● Rows
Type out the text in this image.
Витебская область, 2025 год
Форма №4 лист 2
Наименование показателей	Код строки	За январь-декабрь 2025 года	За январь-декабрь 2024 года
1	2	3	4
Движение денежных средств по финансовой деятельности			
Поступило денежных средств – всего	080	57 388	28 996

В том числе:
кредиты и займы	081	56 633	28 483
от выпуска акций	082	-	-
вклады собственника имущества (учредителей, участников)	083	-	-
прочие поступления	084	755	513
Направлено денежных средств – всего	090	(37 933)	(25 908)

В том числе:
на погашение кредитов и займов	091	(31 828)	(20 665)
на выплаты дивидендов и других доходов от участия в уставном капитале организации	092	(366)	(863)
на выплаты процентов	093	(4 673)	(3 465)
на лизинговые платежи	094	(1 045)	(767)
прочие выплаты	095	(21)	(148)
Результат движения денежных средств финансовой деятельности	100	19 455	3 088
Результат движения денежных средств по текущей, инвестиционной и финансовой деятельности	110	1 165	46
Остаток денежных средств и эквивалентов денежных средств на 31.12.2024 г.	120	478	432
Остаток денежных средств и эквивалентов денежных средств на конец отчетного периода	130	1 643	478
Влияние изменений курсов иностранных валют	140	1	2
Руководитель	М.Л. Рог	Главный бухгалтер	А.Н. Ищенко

● Work required
Quote the data in full, keeping each word unchanged.

● Exercise output
Type out the text in this image.
Витебская область, 2025 год
Форма №4 лист 2
Наименование показателей	Код строки	За январь-декабрь 2025 года	За январь-декабрь 2024 года
1	2	3	4
Движение денежных средств по финансовой деятельности			
Поступило денежных средств – всего	080	57 388	28 996

В том числе:
кредиты и займы	081	56 633	28 483
от выпуска акций	082	-	-
вклады собственника имущества (учредителей, участников)	083	-	-
прочие поступления	084	755	513
Направлено денежных средств – всего	090	(37 933)	(25 908)

В том числе:
на погашение кредитов и займов	091	(31 828)	(20 665)
на выплаты дивидендов и других доходов от участия в уставном капитале организации	092	(366)	(863)
на выплаты процентов	093	(4 673)	(3 465)
на лизинговые платежи	094	(1 045)	(767)
прочие выплаты	095	(21)	(148)
Результат движения денежных средств финансовой деятельности	100	19 455	3 088
Результат движения денежных средств по текущей, инвестиционной и финансовой деятельности	110	1 165	46
Остаток денежных средств и эквивалентов денежных средств на 31.12.2024 г.	120	478	432
Остаток денежных средств и эквивалентов денежных средств на конец отчетного периода	130	1 643	478
Влияние изменений курсов иностранных валют	140	1	2
Руководитель	М.Л. Рог	Главный бухгалтер	А.Н. Ищенко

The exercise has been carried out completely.